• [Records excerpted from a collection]
-------

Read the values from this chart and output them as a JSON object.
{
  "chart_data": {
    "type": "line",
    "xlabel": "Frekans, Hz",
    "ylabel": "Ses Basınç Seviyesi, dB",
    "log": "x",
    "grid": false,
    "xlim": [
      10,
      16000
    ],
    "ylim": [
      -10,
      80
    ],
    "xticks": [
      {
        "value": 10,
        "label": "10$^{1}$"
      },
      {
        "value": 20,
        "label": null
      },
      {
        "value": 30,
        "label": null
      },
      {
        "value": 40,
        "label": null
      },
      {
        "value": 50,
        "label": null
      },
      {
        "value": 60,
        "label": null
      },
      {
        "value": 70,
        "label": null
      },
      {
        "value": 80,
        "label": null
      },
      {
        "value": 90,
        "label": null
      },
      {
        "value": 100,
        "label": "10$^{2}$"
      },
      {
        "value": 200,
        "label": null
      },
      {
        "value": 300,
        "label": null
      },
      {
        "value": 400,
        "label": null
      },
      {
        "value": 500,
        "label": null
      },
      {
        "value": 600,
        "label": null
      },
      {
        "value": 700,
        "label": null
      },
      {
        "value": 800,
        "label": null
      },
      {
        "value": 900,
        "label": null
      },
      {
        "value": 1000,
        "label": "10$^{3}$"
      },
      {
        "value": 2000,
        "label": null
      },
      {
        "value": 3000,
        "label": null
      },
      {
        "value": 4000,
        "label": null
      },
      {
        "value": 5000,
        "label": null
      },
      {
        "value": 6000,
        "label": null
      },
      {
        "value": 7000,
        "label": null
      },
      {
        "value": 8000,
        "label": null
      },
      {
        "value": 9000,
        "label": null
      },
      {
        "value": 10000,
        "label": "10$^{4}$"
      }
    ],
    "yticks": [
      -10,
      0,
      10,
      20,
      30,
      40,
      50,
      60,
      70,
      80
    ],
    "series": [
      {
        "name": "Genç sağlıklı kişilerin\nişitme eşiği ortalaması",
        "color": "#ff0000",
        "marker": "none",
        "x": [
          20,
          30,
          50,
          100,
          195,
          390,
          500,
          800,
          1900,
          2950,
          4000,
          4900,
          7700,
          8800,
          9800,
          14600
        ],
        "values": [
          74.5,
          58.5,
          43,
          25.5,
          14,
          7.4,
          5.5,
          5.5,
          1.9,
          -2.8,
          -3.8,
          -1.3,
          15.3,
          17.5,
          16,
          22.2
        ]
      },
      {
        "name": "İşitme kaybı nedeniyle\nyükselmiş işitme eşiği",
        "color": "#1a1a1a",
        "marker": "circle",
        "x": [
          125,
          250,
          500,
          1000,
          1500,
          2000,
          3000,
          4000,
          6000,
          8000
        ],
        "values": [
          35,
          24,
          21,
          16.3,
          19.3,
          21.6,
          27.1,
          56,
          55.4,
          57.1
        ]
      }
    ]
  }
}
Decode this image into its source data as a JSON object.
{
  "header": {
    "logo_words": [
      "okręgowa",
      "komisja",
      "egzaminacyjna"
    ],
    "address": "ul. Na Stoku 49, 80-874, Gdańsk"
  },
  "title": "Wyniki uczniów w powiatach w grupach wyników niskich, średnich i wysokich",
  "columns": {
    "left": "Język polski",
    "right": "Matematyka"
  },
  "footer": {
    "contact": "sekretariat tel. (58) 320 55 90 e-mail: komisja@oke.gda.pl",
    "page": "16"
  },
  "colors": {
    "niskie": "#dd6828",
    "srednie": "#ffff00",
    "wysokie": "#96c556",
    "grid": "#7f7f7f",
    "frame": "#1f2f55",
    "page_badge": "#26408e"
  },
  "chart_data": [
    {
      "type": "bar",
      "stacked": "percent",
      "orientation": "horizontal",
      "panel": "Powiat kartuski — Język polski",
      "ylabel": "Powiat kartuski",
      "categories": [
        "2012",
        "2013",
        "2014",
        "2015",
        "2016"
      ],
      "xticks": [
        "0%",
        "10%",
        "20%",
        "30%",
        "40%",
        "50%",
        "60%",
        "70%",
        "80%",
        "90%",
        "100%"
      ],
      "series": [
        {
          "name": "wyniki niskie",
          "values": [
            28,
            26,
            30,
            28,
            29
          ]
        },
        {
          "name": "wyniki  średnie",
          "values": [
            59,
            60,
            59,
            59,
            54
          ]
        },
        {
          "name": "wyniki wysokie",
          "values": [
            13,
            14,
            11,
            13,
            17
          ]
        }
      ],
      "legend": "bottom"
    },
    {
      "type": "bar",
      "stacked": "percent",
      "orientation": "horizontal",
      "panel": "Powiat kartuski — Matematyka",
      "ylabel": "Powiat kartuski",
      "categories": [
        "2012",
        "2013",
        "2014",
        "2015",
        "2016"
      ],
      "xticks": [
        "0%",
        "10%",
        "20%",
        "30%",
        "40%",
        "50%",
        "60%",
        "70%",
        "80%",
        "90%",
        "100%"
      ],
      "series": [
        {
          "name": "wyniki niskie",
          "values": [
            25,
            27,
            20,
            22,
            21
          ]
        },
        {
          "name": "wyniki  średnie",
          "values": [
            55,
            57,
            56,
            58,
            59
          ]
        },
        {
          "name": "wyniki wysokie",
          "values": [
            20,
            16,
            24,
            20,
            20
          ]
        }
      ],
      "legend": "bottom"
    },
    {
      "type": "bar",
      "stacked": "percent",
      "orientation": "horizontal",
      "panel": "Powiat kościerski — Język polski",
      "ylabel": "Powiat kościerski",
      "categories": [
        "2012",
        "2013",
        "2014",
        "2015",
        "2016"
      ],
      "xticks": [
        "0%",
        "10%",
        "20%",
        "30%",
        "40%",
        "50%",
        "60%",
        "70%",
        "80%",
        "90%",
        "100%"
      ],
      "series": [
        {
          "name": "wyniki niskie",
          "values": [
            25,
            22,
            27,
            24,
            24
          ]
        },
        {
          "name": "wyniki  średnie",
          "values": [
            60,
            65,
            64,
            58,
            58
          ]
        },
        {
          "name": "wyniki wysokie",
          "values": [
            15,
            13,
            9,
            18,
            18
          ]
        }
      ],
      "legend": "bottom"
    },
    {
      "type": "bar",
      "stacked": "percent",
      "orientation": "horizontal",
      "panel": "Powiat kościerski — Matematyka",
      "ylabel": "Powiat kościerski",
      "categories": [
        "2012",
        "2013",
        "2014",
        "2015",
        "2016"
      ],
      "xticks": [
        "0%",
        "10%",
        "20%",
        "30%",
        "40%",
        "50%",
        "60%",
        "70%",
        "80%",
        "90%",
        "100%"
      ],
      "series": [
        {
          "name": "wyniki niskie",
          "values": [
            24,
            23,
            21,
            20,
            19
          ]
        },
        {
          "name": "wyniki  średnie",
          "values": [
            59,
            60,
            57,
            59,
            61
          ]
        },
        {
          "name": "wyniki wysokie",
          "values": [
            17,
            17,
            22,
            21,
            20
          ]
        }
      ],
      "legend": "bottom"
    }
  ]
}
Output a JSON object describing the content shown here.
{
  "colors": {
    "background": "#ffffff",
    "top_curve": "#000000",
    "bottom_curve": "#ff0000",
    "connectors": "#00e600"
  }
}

-------

• [WHAT YOU HAVE TO DO] Identify the lines above with the word "kartuski". Copy them.

• [THE SOLUTION]
      "panel": "Powiat kartuski — Język polski",
      "ylabel": "Powiat kartuski",
      "panel": "Powiat kartuski — Matematyka",
      "ylabel": "Powiat kartuski",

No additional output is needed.